Your answer should be only a number: how many lines include the word "JSON".

• _EXCERPTED RECORDS_
____________

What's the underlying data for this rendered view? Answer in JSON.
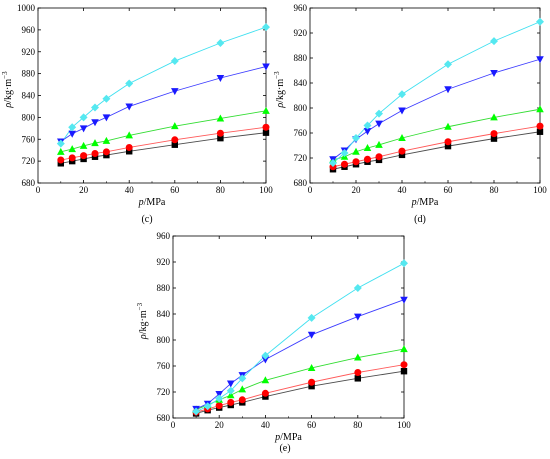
{
  "chart_data": [
    {
      "type": "line",
      "label": "(c)",
      "xlabel_var": "p",
      "xlabel_unit": "/MPa",
      "ylabel_var": "ρ",
      "ylabel_unit": "/kg·m",
      "ylabel_exp": "−3",
      "xlim": [
        0,
        100
      ],
      "ylim": [
        680,
        1000
      ],
      "xticks": [
        0,
        20,
        40,
        60,
        80,
        100
      ],
      "yticks": [
        680,
        720,
        760,
        800,
        840,
        880,
        920,
        960,
        1000
      ],
      "grid": false,
      "series": [
        {
          "marker": "square",
          "color": "#000000",
          "line_color": "#4d4d4d",
          "x": [
            10,
            15,
            20,
            25,
            30,
            40,
            60,
            80,
            100
          ],
          "y": [
            716,
            720,
            724,
            728,
            731,
            738,
            750,
            762,
            772
          ]
        },
        {
          "marker": "circle",
          "color": "#ff0000",
          "line_color": "#ff5a5a",
          "x": [
            10,
            15,
            20,
            25,
            30,
            40,
            60,
            80,
            100
          ],
          "y": [
            722,
            726,
            730,
            734,
            737,
            745,
            759,
            771,
            782
          ]
        },
        {
          "marker": "triangle-up",
          "color": "#00ff00",
          "line_color": "#33dd33",
          "x": [
            10,
            15,
            20,
            25,
            30,
            40,
            60,
            80,
            100
          ],
          "y": [
            737,
            742,
            748,
            753,
            757,
            767,
            784,
            798,
            812
          ]
        },
        {
          "marker": "triangle-down",
          "color": "#1a1aff",
          "line_color": "#3c3cff",
          "x": [
            10,
            15,
            20,
            25,
            30,
            40,
            60,
            80,
            100
          ],
          "y": [
            756,
            770,
            780,
            791,
            800,
            820,
            848,
            872,
            893
          ]
        },
        {
          "marker": "diamond",
          "color": "#55e8f0",
          "line_color": "#40e0f0",
          "x": [
            10,
            15,
            20,
            25,
            30,
            40,
            60,
            80,
            100
          ],
          "y": [
            752,
            782,
            800,
            818,
            834,
            862,
            903,
            936,
            965
          ]
        }
      ]
    },
    {
      "type": "line",
      "label": "(d)",
      "xlabel_var": "p",
      "xlabel_unit": "/MPa",
      "ylabel_var": "ρ",
      "ylabel_unit": "/kg·m",
      "ylabel_exp": "−3",
      "xlim": [
        0,
        100
      ],
      "ylim": [
        680,
        960
      ],
      "xticks": [
        0,
        20,
        40,
        60,
        80,
        100
      ],
      "yticks": [
        680,
        720,
        760,
        800,
        840,
        880,
        920,
        960
      ],
      "grid": false,
      "series": [
        {
          "marker": "square",
          "color": "#000000",
          "line_color": "#4d4d4d",
          "x": [
            10,
            15,
            20,
            25,
            30,
            40,
            60,
            80,
            100
          ],
          "y": [
            702,
            706,
            710,
            714,
            717,
            725,
            739,
            751,
            762
          ]
        },
        {
          "marker": "circle",
          "color": "#ff0000",
          "line_color": "#ff5a5a",
          "x": [
            10,
            15,
            20,
            25,
            30,
            40,
            60,
            80,
            100
          ],
          "y": [
            706,
            710,
            714,
            718,
            722,
            731,
            746,
            759,
            771
          ]
        },
        {
          "marker": "triangle-up",
          "color": "#00ff00",
          "line_color": "#33dd33",
          "x": [
            10,
            15,
            20,
            25,
            30,
            40,
            60,
            80,
            100
          ],
          "y": [
            717,
            722,
            730,
            736,
            741,
            752,
            770,
            785,
            798
          ]
        },
        {
          "marker": "triangle-down",
          "color": "#1a1aff",
          "line_color": "#3c3cff",
          "x": [
            10,
            15,
            20,
            25,
            30,
            40,
            60,
            80,
            100
          ],
          "y": [
            718,
            732,
            750,
            763,
            775,
            796,
            830,
            856,
            878
          ]
        },
        {
          "marker": "diamond",
          "color": "#55e8f0",
          "line_color": "#40e0f0",
          "x": [
            10,
            15,
            20,
            25,
            30,
            40,
            60,
            80,
            100
          ],
          "y": [
            712,
            728,
            752,
            772,
            791,
            822,
            870,
            907,
            938
          ]
        }
      ]
    },
    {
      "type": "line",
      "label": "(e)",
      "xlabel_var": "p",
      "xlabel_unit": "/MPa",
      "ylabel_var": "ρ",
      "ylabel_unit": "/kg·m",
      "ylabel_exp": "−3",
      "xlim": [
        0,
        100
      ],
      "ylim": [
        680,
        960
      ],
      "xticks": [
        0,
        20,
        40,
        60,
        80,
        100
      ],
      "yticks": [
        680,
        720,
        760,
        800,
        840,
        880,
        920,
        960
      ],
      "grid": false,
      "series": [
        {
          "marker": "square",
          "color": "#000000",
          "line_color": "#4d4d4d",
          "x": [
            10,
            15,
            20,
            25,
            30,
            40,
            60,
            80,
            100
          ],
          "y": [
            687,
            692,
            696,
            700,
            704,
            713,
            729,
            741,
            752
          ]
        },
        {
          "marker": "circle",
          "color": "#ff0000",
          "line_color": "#ff5a5a",
          "x": [
            10,
            15,
            20,
            25,
            30,
            40,
            60,
            80,
            100
          ],
          "y": [
            689,
            694,
            699,
            704,
            708,
            718,
            735,
            750,
            762
          ]
        },
        {
          "marker": "triangle-up",
          "color": "#00ff00",
          "line_color": "#33dd33",
          "x": [
            10,
            15,
            20,
            25,
            30,
            40,
            60,
            80,
            100
          ],
          "y": [
            693,
            700,
            708,
            715,
            724,
            738,
            757,
            773,
            786
          ]
        },
        {
          "marker": "triangle-down",
          "color": "#1a1aff",
          "line_color": "#3c3cff",
          "x": [
            10,
            15,
            20,
            25,
            30,
            40,
            60,
            80,
            100
          ],
          "y": [
            694,
            702,
            717,
            733,
            746,
            770,
            808,
            836,
            862
          ]
        },
        {
          "marker": "diamond",
          "color": "#55e8f0",
          "line_color": "#40e0f0",
          "x": [
            10,
            15,
            20,
            25,
            30,
            40,
            60,
            80,
            100
          ],
          "y": [
            690,
            698,
            710,
            722,
            741,
            776,
            834,
            880,
            918
          ]
        }
      ]
    }
  ]
}
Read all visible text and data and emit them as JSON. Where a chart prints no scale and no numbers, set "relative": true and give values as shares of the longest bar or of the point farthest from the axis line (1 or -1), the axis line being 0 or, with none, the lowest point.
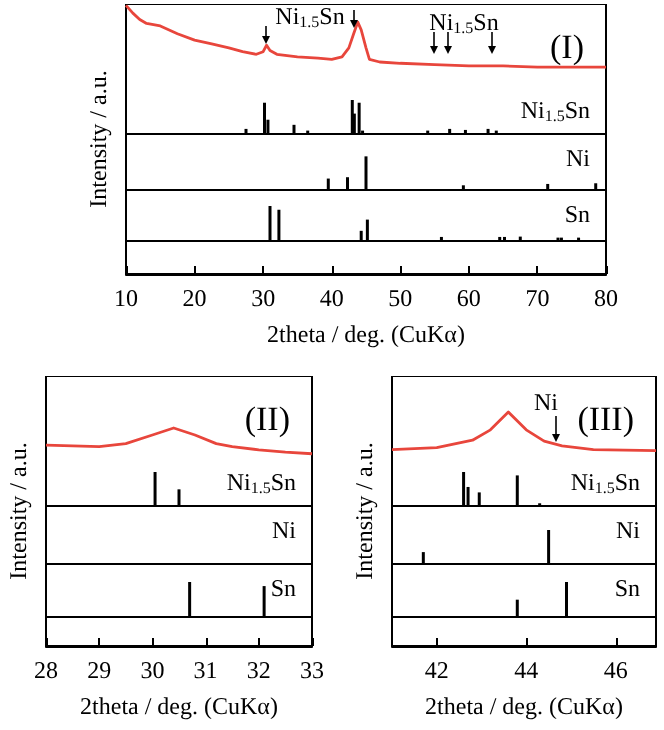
{
  "chart_data": [
    {
      "type": "line",
      "relative": true,
      "title": "(I)",
      "ylabel": "Intensity / a.u.",
      "xlim": [
        10,
        80
      ],
      "tick_labels": false,
      "series": [
        {
          "color": "#e8463c",
          "x": [
            10,
            11,
            12,
            13,
            15,
            17.5,
            20,
            22.5,
            25,
            27,
            29,
            30,
            30.5,
            31,
            32,
            35,
            38,
            40,
            41.5,
            42.5,
            43.2,
            43.8,
            44.3,
            45,
            45.5,
            47,
            50,
            55,
            60,
            65,
            70,
            75,
            80
          ],
          "values": [
            1.0,
            0.94,
            0.89,
            0.86,
            0.84,
            0.78,
            0.73,
            0.7,
            0.67,
            0.64,
            0.62,
            0.64,
            0.69,
            0.65,
            0.62,
            0.6,
            0.59,
            0.58,
            0.6,
            0.67,
            0.78,
            0.87,
            0.81,
            0.67,
            0.58,
            0.56,
            0.55,
            0.54,
            0.53,
            0.53,
            0.52,
            0.52,
            0.52
          ]
        }
      ],
      "annotations": [
        "Ni$_{1.5}$Sn",
        "Ni$_{1.5}$Sn"
      ]
    },
    {
      "type": "bar",
      "relative": true,
      "xlim": [
        10,
        80
      ],
      "tick_labels": false,
      "series": [
        {
          "name": "Ni$_{1.5}$Sn",
          "color": "#000000",
          "x": [
            27.5,
            30.2,
            30.7,
            34.5,
            36.5,
            43.0,
            43.3,
            44.0,
            44.5,
            54,
            57.2,
            59.5,
            62.8,
            64
          ],
          "values": [
            0.15,
            0.92,
            0.42,
            0.27,
            0.1,
            1.0,
            0.6,
            0.92,
            0.1,
            0.1,
            0.15,
            0.12,
            0.15,
            0.1
          ]
        }
      ]
    },
    {
      "type": "bar",
      "relative": true,
      "xlim": [
        10,
        80
      ],
      "tick_labels": false,
      "series": [
        {
          "name": "Ni",
          "color": "#000000",
          "x": [
            39.5,
            42.3,
            45.0,
            59.2,
            71.5,
            78.5
          ],
          "values": [
            0.34,
            0.38,
            1.0,
            0.14,
            0.18,
            0.2
          ]
        }
      ]
    },
    {
      "type": "bar",
      "relative": true,
      "xlabel": "2theta / deg. (CuKα)",
      "xlim": [
        10,
        80
      ],
      "xticks": [
        10,
        20,
        30,
        40,
        50,
        60,
        70,
        80
      ],
      "tick_labels": "x",
      "series": [
        {
          "name": "Sn",
          "color": "#000000",
          "x": [
            31.0,
            32.3,
            44.3,
            45.2,
            56,
            64.5,
            65.2,
            67.5,
            73,
            73.5,
            76
          ],
          "values": [
            1.0,
            0.89,
            0.27,
            0.6,
            0.09,
            0.09,
            0.09,
            0.1,
            0.07,
            0.07,
            0.07
          ]
        }
      ]
    },
    {
      "type": "line",
      "relative": true,
      "title": "(II)",
      "ylabel": "Intensity / a.u.",
      "xlim": [
        28,
        33
      ],
      "tick_labels": false,
      "series": [
        {
          "color": "#e8463c",
          "x": [
            28,
            29,
            29.5,
            30,
            30.4,
            30.8,
            31.2,
            31.5,
            32,
            32.5,
            33
          ],
          "values": [
            0.78,
            0.76,
            0.8,
            0.91,
            1.0,
            0.91,
            0.8,
            0.76,
            0.72,
            0.69,
            0.67
          ]
        }
      ]
    },
    {
      "type": "bar",
      "relative": true,
      "xlim": [
        28,
        33
      ],
      "tick_labels": false,
      "series": [
        {
          "name": "Ni$_{1.5}$Sn",
          "color": "#000000",
          "x": [
            30.05,
            30.5
          ],
          "values": [
            1.0,
            0.49
          ]
        }
      ]
    },
    {
      "type": "other",
      "series": [
        {
          "name": "Ni"
        }
      ]
    },
    {
      "type": "bar",
      "relative": true,
      "xlabel": "2theta / deg. (CuKα)",
      "xlim": [
        28,
        33
      ],
      "xticks": [
        28,
        29,
        30,
        31,
        32,
        33
      ],
      "tick_labels": "x",
      "series": [
        {
          "name": "Sn",
          "color": "#000000",
          "x": [
            30.7,
            32.1
          ],
          "values": [
            1.0,
            0.88
          ]
        }
      ]
    },
    {
      "type": "line",
      "relative": true,
      "title": "(III)",
      "ylabel": "Intensity / a.u.",
      "xlim": [
        41,
        46.9
      ],
      "tick_labels": false,
      "series": [
        {
          "color": "#e8463c",
          "x": [
            41,
            42,
            42.8,
            43.2,
            43.6,
            44,
            44.4,
            44.8,
            45.5,
            46.9
          ],
          "values": [
            0.6,
            0.62,
            0.7,
            0.81,
            1.0,
            0.81,
            0.69,
            0.64,
            0.6,
            0.59
          ]
        }
      ],
      "annotations": [
        "Ni"
      ]
    },
    {
      "type": "bar",
      "relative": true,
      "xlim": [
        41,
        46.9
      ],
      "tick_labels": false,
      "series": [
        {
          "name": "Ni$_{1.5}$Sn",
          "color": "#000000",
          "x": [
            42.6,
            42.7,
            42.95,
            43.8,
            44.3
          ],
          "values": [
            1.0,
            0.56,
            0.4,
            0.9,
            0.08
          ]
        }
      ]
    },
    {
      "type": "bar",
      "relative": true,
      "xlim": [
        41,
        46.9
      ],
      "tick_labels": false,
      "series": [
        {
          "name": "Ni",
          "color": "#000000",
          "x": [
            41.7,
            44.5
          ],
          "values": [
            0.35,
            1.0
          ]
        }
      ]
    },
    {
      "type": "bar",
      "relative": true,
      "xlabel": "2theta / deg. (CuKα)",
      "xlim": [
        41,
        46.9
      ],
      "xticks": [
        42,
        44,
        46
      ],
      "tick_labels": "x",
      "series": [
        {
          "name": "Sn",
          "color": "#000000",
          "x": [
            43.8,
            44.9
          ],
          "values": [
            0.48,
            1.0
          ]
        }
      ]
    }
  ]
}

____________

• _REPLY_
2